Reproduce each of the lines word for word.

*STORED ROWS*
• • • • • • •
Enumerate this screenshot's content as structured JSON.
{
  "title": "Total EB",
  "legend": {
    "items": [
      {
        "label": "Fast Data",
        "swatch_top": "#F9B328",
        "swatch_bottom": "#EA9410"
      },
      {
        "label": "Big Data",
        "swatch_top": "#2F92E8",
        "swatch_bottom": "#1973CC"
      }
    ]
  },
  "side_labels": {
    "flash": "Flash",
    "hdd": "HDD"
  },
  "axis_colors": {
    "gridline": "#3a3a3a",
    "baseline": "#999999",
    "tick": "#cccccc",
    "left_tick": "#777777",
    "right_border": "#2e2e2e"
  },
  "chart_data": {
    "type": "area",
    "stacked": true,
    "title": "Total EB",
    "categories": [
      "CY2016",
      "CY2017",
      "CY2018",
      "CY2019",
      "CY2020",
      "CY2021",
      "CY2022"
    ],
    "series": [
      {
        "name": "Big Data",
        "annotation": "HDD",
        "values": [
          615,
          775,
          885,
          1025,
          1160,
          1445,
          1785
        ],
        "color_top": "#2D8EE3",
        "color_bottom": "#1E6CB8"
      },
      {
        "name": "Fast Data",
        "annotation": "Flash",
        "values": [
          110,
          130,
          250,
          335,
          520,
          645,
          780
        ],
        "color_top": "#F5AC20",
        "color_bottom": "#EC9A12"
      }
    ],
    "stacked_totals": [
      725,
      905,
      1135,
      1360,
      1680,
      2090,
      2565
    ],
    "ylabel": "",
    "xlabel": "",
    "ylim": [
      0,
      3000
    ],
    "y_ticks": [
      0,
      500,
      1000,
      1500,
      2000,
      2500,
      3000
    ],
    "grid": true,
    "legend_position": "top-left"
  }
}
• • • • • • •
*ANSWER FOR THE TASK*
Enumerate this screenshot's content as structured JSON.
{
  "title": "Total EB",
  "legend": {
    "items": [
      {
        "label": "Fast Data",
        "swatch_top": "#F9B328",
        "swatch_bottom": "#EA9410"
      },
      {
        "label": "Big Data",
        "swatch_top": "#2F92E8",
        "swatch_bottom": "#1973CC"
      }
    ]
  },
  "side_labels": {
    "flash": "Flash",
    "hdd": "HDD"
  },
  "axis_colors": {
    "gridline": "#3a3a3a",
    "baseline": "#999999",
    "tick": "#cccccc",
    "left_tick": "#777777",
    "right_border": "#2e2e2e"
  },
  "chart_data": {
    "type": "area",
    "stacked": true,
    "title": "Total EB",
    "categories": [
      "CY2016",
      "CY2017",
      "CY2018",
      "CY2019",
      "CY2020",
      "CY2021",
      "CY2022"
    ],
    "series": [
      {
        "name": "Big Data",
        "annotation": "HDD",
        "values": [
          615,
          775,
          885,
          1025,
          1160,
          1445,
          1785
        ],
        "color_top": "#2D8EE3",
        "color_bottom": "#1E6CB8"
      },
      {
        "name": "Fast Data",
        "annotation": "Flash",
        "values": [
          110,
          130,
          250,
          335,
          520,
          645,
          780
        ],
        "color_top": "#F5AC20",
        "color_bottom": "#EC9A12"
      }
    ],
    "stacked_totals": [
      725,
      905,
      1135,
      1360,
      1680,
      2090,
      2565
    ],
    "ylabel": "",
    "xlabel": "",
    "ylim": [
      0,
      3000
    ],
    "y_ticks": [
      0,
      500,
      1000,
      1500,
      2000,
      2500,
      3000
    ],
    "grid": true,
    "legend_position": "top-left"
  }
}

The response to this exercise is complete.